EXERCISE TASK: Keep only the lines of the listing that include the word "Airflow", and copy them.

[start DATA SUPPLIED]

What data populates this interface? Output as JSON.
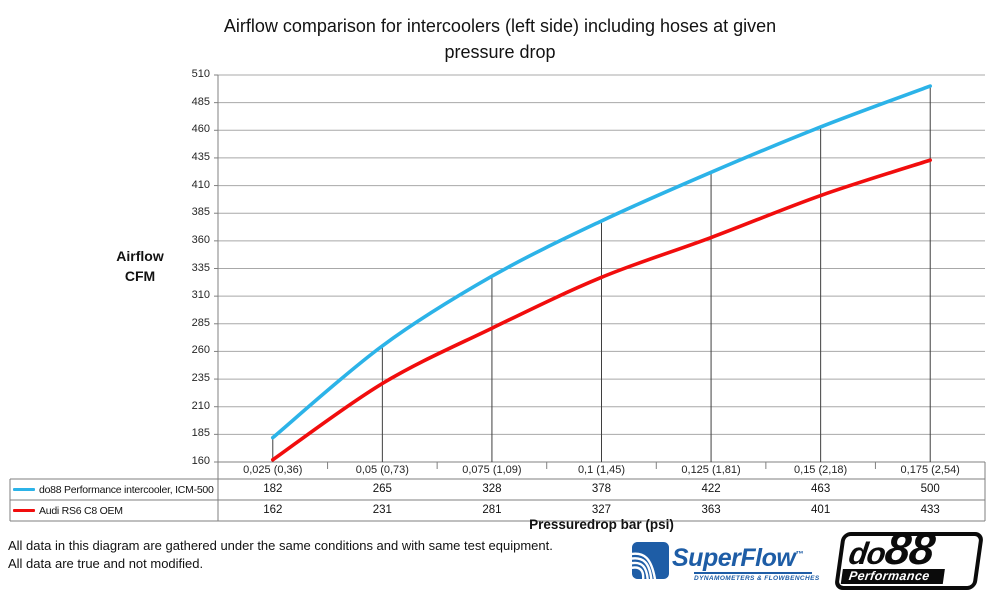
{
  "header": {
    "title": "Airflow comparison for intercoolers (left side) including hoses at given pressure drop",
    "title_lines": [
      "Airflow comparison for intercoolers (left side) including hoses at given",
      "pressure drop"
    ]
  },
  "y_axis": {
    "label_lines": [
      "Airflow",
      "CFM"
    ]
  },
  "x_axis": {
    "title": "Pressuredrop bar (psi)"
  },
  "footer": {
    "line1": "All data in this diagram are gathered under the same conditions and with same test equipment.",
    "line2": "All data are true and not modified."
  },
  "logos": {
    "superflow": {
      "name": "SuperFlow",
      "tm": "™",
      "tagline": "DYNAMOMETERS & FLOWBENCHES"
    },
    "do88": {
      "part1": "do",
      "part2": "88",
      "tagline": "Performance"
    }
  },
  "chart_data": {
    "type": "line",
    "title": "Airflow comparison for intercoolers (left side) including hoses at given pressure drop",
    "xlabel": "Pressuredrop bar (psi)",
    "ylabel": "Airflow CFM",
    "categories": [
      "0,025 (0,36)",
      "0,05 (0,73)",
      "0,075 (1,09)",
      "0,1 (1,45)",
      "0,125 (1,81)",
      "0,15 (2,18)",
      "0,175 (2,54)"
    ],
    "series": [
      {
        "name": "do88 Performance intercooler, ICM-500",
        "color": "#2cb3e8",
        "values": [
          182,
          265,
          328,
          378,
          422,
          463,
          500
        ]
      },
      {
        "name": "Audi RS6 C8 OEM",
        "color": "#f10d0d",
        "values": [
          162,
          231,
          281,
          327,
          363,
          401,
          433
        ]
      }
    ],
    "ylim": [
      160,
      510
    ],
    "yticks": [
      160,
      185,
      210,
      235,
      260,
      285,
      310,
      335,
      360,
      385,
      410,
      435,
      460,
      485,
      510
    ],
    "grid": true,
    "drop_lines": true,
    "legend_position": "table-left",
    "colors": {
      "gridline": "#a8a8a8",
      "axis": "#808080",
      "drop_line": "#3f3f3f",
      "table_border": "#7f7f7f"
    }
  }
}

[end DATA SUPPLIED]

WRITTEN REPLY:
    "title": "Airflow comparison for intercoolers (left side) including hoses at given pressure drop",
      "Airflow comparison for intercoolers (left side) including hoses at given",
      "Airflow",
    "title": "Airflow comparison for intercoolers (left side) including hoses at given pressure drop",
    "ylabel": "Airflow CFM",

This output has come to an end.